**PASSAGE CITÉ**
•••••

Plus tard, Gilmour contribuera grandement à la mise au point d'une composition collective lumineuse, Echoes, qui sera le cheval de bataille de Pink Floyd pendant plusieurs années. Le morceau dans la droite ligne planante et agrémenté d'effets sonores impressionnants, occupe une face de Meddle, album à l'accouchement difficile qui sera froidement reçu par la critique rock qui lui reproche ses accents techno-atmosphériques. Lors de sa sortie publique, le 5 novembre 1971, on y découvre un hommage à Saint-Tropez en souvenir de vacances passées en 1970.
En novembre 1972, le groupe joue pendant une semaine à Marseille, salle Valliers, pour accompagner les ballets de Roland Petit. Il remet ça au Palais des Sports de Paris début 1973 pour un ballet à la gloire du poète russe Maïakovski.
Pendant tout l'été 1972 est annoncée la sortie d'un nouvel album dont le titre devait être Eclipse. Il paraîtra finalement en mars 1973 sous le titre Dark Side Of The Moon. La Face cachée de la Lune va être le premier numéro un américain du groupe, avant de faire voyager la planète Terre et toutes les nations psychédéliques. "Dark Side Of The Moon a été joué en tournée pendant dix-huit mois, avant d'être enregistré. Aussi n'est-il pas étonnant qu'ils aient su précisément ce à quoi réagissait le public quand ils sont finalement entrés en studio" (Alan Parson). "Habituellement, nous rentrons en studio sans idées concrètes et nous laissons les circonstances nous dicter la musique" (David Gilmour).
"Il a fallu digérer ce succès, ne pas se noyer dans des attitudes superficielles, dangereuses, se reconstituer en tant que groupe et repartir sur de nouvelles données. Nous avions eu ce que nous voulions, à nous d'en tirer les meilleures conséquences. 1974 a été une année de conflits, entre nous et aussi sur le plan personnel, retombées de Dark Side Of The Moon. Notre chance a été de savoir réfléchir à temps, de ne pas sombrer et de changer de cap. C'est la raison du pénible accouchement de Wish You Were Here" (David Gilmour).

•••••

**Lignes sources**
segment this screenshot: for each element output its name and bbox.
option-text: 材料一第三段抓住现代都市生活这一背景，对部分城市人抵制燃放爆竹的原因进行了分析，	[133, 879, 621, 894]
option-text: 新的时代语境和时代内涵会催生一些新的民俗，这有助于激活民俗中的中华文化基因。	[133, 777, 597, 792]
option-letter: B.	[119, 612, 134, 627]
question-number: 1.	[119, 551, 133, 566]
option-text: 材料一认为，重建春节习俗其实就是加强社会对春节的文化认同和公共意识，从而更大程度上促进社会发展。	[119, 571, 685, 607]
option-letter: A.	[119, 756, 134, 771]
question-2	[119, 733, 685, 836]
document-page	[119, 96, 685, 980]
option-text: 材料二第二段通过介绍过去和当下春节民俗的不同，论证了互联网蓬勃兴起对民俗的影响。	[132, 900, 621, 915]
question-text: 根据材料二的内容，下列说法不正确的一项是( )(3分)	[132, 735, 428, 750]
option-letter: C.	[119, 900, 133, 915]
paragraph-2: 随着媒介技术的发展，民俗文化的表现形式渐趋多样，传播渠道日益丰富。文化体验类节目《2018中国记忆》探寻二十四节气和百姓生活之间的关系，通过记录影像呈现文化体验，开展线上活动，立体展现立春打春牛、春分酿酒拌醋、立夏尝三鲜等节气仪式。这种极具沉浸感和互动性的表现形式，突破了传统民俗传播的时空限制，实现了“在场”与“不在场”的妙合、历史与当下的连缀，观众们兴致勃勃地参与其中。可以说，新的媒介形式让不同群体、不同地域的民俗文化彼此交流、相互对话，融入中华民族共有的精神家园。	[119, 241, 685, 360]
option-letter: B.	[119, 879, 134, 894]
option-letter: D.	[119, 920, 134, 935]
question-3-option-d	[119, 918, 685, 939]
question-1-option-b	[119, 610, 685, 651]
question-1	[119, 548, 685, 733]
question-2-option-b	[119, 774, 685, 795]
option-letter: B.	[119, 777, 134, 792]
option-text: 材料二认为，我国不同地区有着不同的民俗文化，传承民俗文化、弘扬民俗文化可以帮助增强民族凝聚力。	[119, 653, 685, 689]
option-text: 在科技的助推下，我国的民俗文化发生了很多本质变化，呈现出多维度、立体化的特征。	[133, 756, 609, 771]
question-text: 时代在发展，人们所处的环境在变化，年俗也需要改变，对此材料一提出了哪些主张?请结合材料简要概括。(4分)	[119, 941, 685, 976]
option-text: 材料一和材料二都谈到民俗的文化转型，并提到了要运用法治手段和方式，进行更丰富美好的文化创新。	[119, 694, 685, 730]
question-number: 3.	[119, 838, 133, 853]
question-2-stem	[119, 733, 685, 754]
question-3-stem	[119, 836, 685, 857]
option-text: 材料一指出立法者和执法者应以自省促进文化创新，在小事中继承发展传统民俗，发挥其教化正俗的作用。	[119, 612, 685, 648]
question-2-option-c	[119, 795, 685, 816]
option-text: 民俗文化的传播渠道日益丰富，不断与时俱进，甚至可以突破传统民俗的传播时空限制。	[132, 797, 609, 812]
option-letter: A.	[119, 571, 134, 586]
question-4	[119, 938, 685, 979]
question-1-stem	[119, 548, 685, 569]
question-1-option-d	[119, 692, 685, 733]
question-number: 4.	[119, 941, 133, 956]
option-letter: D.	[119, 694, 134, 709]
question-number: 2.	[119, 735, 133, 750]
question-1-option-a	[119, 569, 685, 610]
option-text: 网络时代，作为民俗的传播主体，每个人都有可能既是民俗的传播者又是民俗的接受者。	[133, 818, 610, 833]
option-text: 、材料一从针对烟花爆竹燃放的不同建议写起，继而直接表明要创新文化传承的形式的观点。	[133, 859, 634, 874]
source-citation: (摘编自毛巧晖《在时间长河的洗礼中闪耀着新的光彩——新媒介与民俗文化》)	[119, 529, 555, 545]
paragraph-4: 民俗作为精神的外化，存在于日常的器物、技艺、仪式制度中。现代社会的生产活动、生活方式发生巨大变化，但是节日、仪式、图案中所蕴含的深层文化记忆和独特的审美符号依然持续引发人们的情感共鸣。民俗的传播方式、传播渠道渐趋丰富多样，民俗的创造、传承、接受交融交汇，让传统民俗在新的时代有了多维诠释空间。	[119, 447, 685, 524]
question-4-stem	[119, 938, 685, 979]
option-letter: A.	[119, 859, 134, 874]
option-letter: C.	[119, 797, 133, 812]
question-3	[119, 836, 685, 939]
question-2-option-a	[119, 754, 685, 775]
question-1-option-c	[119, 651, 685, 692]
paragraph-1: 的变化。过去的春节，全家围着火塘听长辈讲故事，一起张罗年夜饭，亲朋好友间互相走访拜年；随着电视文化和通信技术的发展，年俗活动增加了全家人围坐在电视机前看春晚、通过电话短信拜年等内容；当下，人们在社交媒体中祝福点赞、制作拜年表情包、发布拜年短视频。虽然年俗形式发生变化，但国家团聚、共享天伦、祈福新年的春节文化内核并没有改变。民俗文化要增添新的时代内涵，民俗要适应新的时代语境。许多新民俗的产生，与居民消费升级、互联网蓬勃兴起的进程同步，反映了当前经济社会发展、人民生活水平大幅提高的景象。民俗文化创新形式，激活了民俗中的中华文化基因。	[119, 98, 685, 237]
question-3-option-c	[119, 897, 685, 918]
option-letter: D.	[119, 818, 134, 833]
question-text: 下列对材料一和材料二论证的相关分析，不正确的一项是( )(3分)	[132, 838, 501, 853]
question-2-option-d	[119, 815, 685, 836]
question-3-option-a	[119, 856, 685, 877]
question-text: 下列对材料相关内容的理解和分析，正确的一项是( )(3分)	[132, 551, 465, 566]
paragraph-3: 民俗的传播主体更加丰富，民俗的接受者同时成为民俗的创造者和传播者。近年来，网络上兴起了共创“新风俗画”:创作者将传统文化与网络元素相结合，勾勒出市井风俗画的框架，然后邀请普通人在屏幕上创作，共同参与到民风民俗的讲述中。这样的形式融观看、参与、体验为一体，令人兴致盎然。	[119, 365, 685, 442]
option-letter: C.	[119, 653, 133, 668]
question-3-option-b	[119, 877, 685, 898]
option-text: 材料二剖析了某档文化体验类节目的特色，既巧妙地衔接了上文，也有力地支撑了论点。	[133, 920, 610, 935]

•••••

**CONSIGNES À SUIVRE**
**A)** Répondez aux questions suivantes sur le passage consacré à Pink Floyd :
(i) À quelle date Meddle est-il sorti ?
(ii) Dans quelle salle de Marseille le groupe a-t-il joué en novembre 1972 ?
(iii) Quel titre devait porter le nouvel album annoncé pendant l'été 1972 ?
**B)** Écrivez la suite du passage consacré à Pink Floyd en reprenant juste après sa dernière phrase.

**RÉPONSES DANS L'ORDRE**
**A)**
(i) Le 5 novembre 1971.
(ii) La salle Valliers.
(iii) Eclipse.

**B)**
En janvier 1977, sortie de Animals où l'influence d'Orwell vient nourrir un propos pessimiste un peu vague. Finie la musique d'ambiance pour jeunes cadres dynamiques et babas recyclés. Les signes de désenchantement et de paranoïa déjà perceptibles dans Wish You Were Here se multiplient. Waters, responsable de tous les textes, secoue le cocotier des cartes postales de vacances. Selon lui, l'humanité est composée de chiens, de cochons et de moutons. Les chiens, énergiques et éternels angoissés, recherchent la sécurité à tout prix dans une course effrénée au pouvoir et au fric. Les cochons ("pigs" : flic en argot anglais) répriment systématiquement aussi bien les autres qu'eux-mêmes. Enfin, les moutons, capables d'idéalisme et de bons sentiments, acceptent tout avec résignation. Waters, qui s'estime à la fois chien et mouton, s'est inspiré pour cette peinture un peu simpliste de l'un des plus célèbres livres de George Orwell, Animal Farm.
En Amérique du Nord, le groupe bat un premier record de l'histoire de la rock music. 81.377 spectateurs à Cleveland, money, rock'n'roll circus, apothéose d'une des grandes entreprises du rock. Waters, qui tient les rênes comme jamais, a sur scène la révélation de sa vie. Le public, pourtant anglophone, se fout apparemment de ce qu'il raconte. De dépit, il en crache sur le premier rang. Sa frustration est bientôt nourrie par d'autres événements qui vont littéralement verser de l'acide sur la plaie. En 1978, Gilmour et Wright sortent chacun leur album solo. On ne parle plus que du disque du "soliste de Pink Floyd" et de celui du "clavier de Pink Floyd". Il réalise qu'aux Etats-Unis, Pink Floyd, c'est Rick Wright dont le disque aux couleurs européennes a beaucoup plu. Qu'en Europe, c'est Gilmour et Mason et qu'en Angleterre, c'est encore un peu Syd Barrett. Mais alors lui dans tout ça... ?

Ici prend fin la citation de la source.